» Your goal: Where a line in the listing below contains the word "discount", copy that line.

» Items from a dataset:
• • •

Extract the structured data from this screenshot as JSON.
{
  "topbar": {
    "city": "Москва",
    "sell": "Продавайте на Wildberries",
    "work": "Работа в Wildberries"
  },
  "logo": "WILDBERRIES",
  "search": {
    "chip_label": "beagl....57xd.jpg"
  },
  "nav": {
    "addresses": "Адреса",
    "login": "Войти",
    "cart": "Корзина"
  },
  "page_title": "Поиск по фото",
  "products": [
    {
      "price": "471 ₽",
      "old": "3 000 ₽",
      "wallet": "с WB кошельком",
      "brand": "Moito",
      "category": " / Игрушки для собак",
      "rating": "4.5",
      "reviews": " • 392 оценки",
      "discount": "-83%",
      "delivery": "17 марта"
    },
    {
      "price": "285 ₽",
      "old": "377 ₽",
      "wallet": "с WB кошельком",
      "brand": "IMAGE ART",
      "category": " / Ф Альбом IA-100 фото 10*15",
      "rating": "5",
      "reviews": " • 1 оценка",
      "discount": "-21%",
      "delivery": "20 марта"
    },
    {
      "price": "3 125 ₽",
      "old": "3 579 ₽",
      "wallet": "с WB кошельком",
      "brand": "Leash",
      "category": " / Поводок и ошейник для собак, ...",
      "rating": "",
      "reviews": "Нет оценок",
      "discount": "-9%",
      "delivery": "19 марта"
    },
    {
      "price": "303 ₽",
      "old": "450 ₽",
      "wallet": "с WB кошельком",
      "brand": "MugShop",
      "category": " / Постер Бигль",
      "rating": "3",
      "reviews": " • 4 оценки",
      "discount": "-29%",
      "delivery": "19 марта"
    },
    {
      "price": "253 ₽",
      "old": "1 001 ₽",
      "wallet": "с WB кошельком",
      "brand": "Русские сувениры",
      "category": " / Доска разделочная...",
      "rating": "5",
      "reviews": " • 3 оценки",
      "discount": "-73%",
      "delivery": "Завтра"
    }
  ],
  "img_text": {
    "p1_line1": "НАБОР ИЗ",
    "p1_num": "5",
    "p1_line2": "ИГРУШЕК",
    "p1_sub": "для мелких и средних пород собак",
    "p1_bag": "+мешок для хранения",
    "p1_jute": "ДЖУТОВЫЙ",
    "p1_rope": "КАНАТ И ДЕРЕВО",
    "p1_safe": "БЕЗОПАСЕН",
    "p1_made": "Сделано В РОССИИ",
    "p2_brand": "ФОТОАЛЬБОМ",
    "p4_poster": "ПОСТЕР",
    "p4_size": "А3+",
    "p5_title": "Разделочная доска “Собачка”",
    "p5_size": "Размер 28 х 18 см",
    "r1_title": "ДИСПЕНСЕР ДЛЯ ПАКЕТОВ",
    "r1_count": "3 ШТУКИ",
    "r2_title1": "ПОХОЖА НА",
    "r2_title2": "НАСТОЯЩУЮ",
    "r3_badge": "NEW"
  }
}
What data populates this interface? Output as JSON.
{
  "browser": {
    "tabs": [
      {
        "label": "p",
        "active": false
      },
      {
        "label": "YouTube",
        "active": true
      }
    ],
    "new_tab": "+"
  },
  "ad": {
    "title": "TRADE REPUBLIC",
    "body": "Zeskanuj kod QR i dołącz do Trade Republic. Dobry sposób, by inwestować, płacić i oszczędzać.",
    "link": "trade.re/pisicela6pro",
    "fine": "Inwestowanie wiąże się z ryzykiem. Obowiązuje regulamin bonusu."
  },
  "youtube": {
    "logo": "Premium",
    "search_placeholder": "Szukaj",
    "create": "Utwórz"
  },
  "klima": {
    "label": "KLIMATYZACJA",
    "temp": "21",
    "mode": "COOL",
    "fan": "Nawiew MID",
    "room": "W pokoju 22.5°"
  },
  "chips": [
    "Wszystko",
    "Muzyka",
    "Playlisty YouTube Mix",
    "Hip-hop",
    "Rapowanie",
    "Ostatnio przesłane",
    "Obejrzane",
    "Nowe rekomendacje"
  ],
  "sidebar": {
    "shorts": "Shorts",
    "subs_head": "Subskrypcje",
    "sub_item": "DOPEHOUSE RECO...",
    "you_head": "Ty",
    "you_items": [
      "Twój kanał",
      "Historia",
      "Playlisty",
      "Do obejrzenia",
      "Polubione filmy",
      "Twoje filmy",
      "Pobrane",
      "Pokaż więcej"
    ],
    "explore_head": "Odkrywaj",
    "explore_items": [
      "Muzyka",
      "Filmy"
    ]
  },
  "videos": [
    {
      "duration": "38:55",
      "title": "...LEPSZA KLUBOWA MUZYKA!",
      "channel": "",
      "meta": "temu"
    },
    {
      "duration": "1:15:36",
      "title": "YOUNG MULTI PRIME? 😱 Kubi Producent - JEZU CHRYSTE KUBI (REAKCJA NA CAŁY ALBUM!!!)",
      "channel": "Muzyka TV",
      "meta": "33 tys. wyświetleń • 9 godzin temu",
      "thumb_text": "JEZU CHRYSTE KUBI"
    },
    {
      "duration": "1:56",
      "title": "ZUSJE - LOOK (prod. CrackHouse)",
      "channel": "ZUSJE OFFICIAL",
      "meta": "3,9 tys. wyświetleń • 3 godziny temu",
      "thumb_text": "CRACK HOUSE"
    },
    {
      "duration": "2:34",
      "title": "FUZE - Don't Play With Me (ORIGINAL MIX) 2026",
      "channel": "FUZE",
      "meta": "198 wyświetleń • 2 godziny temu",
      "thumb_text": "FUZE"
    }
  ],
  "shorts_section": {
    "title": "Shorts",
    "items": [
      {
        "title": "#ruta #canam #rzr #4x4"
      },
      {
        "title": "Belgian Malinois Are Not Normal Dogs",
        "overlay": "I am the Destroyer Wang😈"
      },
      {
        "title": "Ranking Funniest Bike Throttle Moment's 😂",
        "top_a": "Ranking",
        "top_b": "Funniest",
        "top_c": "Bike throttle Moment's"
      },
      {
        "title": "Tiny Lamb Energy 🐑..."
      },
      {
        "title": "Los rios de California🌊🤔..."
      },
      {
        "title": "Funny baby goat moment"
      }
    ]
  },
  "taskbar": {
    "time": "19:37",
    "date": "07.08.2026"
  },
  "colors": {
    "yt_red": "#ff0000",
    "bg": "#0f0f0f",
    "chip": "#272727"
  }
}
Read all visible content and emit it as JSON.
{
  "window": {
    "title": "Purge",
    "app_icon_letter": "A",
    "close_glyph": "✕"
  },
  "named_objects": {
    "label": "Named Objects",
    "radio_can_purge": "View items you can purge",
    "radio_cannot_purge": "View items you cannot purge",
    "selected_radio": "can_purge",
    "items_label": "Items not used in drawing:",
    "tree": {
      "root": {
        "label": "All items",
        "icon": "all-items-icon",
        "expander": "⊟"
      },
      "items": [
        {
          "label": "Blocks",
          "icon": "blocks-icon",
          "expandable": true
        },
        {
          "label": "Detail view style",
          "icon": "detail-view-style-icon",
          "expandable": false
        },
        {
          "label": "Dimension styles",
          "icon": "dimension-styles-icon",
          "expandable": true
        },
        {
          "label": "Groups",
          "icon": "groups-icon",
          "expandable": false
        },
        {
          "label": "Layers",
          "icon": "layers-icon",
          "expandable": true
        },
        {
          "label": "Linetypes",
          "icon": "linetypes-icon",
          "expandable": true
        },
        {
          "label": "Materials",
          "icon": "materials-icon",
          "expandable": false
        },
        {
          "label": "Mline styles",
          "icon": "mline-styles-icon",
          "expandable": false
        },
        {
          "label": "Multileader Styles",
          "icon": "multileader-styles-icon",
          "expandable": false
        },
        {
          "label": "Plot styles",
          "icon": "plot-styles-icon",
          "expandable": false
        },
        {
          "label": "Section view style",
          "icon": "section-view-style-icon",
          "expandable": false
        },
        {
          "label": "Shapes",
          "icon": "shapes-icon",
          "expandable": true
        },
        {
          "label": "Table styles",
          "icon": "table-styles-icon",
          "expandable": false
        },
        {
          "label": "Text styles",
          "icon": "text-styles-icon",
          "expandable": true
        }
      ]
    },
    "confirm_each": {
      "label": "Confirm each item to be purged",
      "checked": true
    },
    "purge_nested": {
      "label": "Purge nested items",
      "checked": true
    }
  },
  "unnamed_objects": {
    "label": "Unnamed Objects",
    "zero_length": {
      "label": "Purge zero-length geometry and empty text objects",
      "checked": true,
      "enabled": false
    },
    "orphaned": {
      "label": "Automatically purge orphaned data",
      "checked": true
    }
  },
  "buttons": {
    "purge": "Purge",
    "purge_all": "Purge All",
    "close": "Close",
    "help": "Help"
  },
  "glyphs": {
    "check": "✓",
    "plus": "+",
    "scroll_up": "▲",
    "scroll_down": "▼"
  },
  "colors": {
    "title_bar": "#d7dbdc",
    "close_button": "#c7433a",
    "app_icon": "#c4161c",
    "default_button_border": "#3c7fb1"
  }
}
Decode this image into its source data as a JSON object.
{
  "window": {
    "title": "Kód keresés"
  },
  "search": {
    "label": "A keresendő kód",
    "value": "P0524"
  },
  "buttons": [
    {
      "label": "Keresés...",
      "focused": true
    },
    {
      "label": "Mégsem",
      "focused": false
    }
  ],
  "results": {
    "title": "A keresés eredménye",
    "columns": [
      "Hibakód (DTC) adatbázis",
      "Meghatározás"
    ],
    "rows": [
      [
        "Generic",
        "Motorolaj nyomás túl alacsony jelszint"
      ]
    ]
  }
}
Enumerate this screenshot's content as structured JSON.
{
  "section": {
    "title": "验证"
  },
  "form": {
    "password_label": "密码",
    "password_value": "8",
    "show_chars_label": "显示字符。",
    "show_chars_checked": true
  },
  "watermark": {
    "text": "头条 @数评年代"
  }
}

• • •

» Answer below:
      "discount": "-83%",
      "discount": "-21%",
      "discount": "-9%",
      "discount": "-29%",
      "discount": "-73%",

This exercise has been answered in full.